Description of problem: After upgrade to 4.7, alert ThanosSidecarUnhealthy has been fired occasionally. https://coreos.slack.com/archives/CHY2E1BL4/p1611783508050900 [FIRING:1] ThanosSidecarUnhealthy prometheus-k8s-thanos-sidecar (prometheus-k8s-0 openshift-monitoring/k8s critical) Version-Release number of selected component (if applicable): oc --context build01 get clusterversion NAME VERSION AVAILABLE PROGRESSING SINCE STATUS version 4.7.0-fc.3 True False 8d Cluster version is 4.7.0-fc.3 How reproducible: Steps to Reproduce: 1. 2. 3. Actual results: name: ThanosSidecarUnhealthy expr: time() - max by(job, pod) (thanos_sidecar_last_heartbeat_success_time_seconds{job=~"prometheus-(k8s|user-workload)-thanos-sidecar"}) >= 600 labels: severity: critical annotations: description: Thanos Sidecar {{$labels.job}} {{$labels.pod}} is unhealthy for {{ $value }} seconds. summary: Thanos Sidecar is unhealthy. Expected results: a document explaining what a cluster admin need to do while seeing this alert (since it is critial) Additional info: Sergiusz helped me the last time to determine the cause. The logs and metric screenshot are there too in the slack conversation. https://coreos.slack.com/archives/C01K2ULGE1H/p1611073858038200
The alert fired during upgrading build01 from 4.7.0-rc.1 to 4.7.0. https://coreos.slack.com/archives/CHY2E1BL4/p1614788698069200
Considering the critically and frequency of this alert, I'm elevating it to medium/medium, and prioritize this BZ in the current sprint.
I added a link to a discussion we started upstream to make the `ThanosSidecarUnhealthy` and `ThanosSidecarPrometheusDown` alerts resilient to WAL replays. I also linked a recent fix that prevents the `ThanosSidecarUnhealthy` alert to fire instantly during upgrades. Once brought downstream, this should fix the failures we are often seeing in CI.

- - - - - - -

* **Stated task A**
In the Thanos alert report, to what level was the issue's priority raised?
* **Stated task B**
Reproduce the part of the Thanos alert report starting with "I added a link" and going on through "seeing in CI.".
The entries are separate material and are not part of the Thanos alert report.

* **Collected data**
- - - - - - -

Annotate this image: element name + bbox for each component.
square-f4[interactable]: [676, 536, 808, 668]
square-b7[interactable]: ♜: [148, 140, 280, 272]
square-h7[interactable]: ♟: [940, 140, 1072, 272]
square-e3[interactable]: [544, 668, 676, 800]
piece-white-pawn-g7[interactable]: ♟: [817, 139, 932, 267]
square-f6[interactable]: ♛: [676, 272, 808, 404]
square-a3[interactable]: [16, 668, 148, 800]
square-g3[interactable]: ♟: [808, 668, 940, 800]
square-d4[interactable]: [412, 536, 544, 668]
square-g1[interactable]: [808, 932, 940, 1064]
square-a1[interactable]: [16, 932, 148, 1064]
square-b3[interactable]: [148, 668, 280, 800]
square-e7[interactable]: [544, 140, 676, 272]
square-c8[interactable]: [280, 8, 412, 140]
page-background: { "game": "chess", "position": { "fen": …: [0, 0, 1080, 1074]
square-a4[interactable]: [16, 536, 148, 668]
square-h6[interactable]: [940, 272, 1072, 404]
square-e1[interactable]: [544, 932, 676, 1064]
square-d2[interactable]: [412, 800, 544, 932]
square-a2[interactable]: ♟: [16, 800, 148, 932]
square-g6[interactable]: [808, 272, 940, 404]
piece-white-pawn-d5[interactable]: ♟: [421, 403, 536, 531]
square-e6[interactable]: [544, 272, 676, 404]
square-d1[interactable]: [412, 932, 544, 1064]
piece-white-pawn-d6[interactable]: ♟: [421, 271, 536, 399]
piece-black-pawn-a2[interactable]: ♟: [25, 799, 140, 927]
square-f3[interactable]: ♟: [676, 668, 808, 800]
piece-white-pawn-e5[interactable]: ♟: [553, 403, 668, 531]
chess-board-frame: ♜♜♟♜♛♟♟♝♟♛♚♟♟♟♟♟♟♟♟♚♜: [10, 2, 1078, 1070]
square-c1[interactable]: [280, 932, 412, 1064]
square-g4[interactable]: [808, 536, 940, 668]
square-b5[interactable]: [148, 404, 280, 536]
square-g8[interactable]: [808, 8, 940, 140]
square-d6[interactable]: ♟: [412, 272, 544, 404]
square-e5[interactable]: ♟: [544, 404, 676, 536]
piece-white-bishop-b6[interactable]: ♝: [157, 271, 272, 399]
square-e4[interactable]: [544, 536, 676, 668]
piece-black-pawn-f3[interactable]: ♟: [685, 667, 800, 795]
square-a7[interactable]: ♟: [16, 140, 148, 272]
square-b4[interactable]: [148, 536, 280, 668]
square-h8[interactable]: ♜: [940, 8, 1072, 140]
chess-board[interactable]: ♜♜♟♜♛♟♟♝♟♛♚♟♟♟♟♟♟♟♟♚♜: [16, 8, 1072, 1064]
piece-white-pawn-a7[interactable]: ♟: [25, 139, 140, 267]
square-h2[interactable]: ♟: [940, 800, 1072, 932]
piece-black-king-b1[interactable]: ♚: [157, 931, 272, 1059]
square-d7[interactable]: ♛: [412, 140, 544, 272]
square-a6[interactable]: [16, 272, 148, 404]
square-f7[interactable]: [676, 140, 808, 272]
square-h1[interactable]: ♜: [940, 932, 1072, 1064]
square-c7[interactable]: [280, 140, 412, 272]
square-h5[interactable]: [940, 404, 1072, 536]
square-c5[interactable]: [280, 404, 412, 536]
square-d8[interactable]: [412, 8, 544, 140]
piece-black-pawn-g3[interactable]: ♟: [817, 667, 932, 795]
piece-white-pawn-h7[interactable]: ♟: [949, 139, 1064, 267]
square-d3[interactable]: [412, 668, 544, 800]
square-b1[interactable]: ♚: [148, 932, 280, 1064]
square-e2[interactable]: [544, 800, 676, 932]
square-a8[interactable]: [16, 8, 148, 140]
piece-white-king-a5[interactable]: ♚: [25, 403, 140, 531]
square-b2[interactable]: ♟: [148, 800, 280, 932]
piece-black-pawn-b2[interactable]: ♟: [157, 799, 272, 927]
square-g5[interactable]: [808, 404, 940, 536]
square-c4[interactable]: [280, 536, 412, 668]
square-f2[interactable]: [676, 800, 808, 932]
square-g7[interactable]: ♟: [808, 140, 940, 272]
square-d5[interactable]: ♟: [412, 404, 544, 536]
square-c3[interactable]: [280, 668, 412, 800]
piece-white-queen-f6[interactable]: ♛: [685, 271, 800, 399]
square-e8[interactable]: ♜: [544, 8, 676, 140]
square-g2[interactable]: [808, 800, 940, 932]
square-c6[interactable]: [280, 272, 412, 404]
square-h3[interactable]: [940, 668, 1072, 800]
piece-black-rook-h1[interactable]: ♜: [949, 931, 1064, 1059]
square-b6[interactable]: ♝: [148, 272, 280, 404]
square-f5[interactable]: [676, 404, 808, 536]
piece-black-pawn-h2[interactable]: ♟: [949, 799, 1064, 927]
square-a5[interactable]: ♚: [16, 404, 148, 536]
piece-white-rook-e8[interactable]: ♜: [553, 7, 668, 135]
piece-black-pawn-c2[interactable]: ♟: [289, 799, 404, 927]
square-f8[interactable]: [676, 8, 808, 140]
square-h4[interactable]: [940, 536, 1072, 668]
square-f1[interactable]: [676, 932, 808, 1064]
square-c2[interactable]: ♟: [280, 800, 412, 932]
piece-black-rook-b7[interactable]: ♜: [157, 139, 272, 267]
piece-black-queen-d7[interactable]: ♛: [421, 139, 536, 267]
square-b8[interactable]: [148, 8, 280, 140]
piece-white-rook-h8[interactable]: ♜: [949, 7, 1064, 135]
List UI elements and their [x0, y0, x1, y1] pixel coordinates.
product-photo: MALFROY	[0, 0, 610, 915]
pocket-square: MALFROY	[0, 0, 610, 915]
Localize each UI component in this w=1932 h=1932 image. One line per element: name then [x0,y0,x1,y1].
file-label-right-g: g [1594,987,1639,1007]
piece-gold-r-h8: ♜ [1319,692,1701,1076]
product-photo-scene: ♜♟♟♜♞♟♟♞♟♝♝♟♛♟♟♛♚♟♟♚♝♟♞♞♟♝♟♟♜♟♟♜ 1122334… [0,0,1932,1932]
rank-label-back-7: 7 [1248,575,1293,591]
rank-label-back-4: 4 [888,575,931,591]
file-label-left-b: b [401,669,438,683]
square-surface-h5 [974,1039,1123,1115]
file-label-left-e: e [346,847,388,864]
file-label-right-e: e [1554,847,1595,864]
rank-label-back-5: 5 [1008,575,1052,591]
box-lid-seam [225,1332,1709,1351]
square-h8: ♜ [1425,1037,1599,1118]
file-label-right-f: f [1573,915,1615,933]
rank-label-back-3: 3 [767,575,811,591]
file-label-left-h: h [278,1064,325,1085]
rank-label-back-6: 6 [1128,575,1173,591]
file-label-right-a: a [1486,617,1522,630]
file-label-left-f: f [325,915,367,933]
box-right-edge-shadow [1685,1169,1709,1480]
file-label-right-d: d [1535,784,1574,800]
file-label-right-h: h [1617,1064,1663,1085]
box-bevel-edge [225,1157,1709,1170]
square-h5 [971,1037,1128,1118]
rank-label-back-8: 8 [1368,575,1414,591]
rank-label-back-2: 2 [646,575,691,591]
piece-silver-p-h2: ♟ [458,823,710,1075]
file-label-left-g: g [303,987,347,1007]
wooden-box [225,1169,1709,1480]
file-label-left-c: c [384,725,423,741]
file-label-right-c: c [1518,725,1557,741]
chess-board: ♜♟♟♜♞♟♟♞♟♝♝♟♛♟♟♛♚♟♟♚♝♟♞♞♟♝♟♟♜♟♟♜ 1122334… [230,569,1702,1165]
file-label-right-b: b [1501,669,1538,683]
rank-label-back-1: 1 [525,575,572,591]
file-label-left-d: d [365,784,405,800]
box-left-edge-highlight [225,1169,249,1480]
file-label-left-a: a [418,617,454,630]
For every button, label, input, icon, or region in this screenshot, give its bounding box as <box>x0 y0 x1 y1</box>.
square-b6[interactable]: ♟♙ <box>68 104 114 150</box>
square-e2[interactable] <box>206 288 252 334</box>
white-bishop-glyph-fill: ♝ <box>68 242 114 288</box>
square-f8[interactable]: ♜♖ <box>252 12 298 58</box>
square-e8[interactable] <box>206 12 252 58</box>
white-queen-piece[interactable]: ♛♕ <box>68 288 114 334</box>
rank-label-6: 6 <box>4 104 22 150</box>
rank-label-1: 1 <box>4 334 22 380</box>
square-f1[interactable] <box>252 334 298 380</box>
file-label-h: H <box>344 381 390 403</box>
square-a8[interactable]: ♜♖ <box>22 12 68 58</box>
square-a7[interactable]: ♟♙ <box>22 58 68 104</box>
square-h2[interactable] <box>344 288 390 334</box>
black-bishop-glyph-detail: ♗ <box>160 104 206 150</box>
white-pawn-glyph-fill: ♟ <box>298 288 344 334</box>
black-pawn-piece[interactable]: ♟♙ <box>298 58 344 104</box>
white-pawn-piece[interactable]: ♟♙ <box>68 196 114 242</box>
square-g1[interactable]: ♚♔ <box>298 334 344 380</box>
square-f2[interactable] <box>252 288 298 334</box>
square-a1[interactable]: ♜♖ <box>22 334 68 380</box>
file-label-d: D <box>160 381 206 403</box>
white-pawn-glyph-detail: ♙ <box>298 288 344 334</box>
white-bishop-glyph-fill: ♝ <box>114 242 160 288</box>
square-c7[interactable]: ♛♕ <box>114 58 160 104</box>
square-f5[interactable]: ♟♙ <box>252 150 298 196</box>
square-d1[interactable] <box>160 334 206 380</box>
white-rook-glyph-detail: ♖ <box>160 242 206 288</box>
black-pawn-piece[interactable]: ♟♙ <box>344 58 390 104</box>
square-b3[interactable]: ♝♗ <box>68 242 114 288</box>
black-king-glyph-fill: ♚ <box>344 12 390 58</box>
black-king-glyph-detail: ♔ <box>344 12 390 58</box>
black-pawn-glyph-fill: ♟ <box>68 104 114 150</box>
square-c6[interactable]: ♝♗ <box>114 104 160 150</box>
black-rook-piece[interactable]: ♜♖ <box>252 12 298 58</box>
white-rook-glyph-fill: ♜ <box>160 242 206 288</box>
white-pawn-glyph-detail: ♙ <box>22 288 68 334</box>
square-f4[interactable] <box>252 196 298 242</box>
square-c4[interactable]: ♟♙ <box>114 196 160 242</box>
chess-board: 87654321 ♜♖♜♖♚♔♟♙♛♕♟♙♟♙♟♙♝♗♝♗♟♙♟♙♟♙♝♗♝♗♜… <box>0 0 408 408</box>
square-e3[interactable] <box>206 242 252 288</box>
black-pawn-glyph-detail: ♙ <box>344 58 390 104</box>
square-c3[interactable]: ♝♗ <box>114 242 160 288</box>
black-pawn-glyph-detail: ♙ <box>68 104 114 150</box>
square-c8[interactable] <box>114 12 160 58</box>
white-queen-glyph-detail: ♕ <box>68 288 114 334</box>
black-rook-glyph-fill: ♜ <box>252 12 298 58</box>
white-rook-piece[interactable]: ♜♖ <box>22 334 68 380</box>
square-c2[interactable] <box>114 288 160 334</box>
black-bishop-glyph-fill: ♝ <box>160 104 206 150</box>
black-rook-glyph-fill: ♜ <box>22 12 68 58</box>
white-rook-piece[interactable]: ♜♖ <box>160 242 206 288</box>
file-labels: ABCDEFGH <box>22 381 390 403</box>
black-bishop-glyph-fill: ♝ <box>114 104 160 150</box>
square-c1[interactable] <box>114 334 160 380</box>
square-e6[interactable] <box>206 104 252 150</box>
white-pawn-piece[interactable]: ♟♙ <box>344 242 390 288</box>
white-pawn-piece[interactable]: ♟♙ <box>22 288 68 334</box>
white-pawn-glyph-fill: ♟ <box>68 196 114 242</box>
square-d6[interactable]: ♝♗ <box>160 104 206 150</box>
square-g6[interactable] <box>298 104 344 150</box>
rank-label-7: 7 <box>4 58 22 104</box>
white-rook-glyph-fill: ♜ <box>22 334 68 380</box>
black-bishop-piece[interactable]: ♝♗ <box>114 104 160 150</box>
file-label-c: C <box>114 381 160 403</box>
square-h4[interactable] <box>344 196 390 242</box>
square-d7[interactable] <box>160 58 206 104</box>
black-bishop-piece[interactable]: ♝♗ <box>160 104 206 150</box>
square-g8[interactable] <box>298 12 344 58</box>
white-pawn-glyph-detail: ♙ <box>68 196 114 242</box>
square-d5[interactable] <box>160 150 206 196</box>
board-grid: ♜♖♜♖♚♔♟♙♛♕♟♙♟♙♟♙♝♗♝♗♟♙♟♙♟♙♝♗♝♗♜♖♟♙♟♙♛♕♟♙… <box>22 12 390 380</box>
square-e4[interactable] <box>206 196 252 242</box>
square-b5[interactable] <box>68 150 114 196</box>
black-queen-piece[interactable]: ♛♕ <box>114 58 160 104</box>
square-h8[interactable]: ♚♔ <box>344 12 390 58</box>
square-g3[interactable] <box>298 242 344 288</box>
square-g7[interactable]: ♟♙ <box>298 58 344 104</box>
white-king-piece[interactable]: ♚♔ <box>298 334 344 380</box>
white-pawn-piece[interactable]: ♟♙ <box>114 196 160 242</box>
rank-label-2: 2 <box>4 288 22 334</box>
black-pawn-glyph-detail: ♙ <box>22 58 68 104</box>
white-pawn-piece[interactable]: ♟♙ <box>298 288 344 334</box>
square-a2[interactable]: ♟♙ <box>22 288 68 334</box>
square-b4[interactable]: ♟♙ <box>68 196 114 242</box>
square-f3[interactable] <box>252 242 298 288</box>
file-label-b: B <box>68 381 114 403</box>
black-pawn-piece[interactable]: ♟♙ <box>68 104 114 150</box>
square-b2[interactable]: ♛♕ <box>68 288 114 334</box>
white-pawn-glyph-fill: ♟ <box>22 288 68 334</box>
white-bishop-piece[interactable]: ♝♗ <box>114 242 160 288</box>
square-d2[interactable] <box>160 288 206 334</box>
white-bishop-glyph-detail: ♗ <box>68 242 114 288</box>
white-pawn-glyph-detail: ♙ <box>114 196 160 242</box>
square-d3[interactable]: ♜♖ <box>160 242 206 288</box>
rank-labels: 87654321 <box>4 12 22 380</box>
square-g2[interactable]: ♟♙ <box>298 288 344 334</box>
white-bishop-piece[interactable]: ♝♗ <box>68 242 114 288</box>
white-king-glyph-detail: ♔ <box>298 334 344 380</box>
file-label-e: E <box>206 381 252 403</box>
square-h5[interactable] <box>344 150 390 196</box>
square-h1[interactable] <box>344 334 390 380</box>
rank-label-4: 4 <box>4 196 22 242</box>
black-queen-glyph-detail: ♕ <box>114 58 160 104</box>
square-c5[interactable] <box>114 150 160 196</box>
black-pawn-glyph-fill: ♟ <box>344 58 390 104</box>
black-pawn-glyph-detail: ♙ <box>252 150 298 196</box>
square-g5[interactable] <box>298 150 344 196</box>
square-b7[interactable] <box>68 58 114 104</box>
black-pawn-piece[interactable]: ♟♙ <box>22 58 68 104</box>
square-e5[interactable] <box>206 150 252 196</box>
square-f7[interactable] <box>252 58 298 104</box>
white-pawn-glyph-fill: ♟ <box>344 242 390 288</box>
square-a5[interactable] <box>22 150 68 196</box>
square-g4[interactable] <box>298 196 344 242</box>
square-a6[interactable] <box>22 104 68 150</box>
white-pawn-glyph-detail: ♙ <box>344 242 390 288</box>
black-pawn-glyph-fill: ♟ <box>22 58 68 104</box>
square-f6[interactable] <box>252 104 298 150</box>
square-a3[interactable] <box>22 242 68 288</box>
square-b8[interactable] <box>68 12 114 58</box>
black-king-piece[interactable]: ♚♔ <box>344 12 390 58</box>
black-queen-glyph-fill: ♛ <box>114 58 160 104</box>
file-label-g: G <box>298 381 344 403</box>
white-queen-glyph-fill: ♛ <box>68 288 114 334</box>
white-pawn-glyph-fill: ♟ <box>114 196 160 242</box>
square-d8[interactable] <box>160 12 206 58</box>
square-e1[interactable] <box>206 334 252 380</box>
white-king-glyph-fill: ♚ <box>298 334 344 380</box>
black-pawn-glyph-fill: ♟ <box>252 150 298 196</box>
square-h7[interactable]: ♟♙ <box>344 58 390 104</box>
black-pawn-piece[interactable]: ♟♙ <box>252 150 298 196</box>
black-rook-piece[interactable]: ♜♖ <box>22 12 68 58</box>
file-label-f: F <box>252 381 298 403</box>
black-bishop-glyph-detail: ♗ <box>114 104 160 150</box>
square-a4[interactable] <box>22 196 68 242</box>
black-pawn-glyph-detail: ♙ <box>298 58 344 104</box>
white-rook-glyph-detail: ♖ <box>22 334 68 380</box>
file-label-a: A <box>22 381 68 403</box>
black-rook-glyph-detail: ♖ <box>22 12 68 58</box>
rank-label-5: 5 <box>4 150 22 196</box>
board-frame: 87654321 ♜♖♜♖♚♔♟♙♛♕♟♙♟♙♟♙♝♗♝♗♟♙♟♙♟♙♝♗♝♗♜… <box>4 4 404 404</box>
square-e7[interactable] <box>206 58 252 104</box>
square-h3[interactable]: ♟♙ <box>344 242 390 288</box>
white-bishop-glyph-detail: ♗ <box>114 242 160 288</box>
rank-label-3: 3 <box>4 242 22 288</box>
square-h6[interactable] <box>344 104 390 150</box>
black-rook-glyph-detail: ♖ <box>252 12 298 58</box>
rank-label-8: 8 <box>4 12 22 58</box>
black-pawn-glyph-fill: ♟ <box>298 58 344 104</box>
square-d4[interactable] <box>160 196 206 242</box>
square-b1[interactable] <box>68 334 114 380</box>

- - - - - - -

* **Exercise output A**
Medium/medium.

* **Exercise output B**
I added a link to a discussion we started upstream to make the `ThanosSidecarUnhealthy` and `ThanosSidecarPrometheusDown` alerts resilient to WAL replays. I also linked a recent fix that prevents the `ThanosSidecarUnhealthy` alert to fire instantly during upgrades. Once brought downstream, this should fix the failures we are often seeing in CI.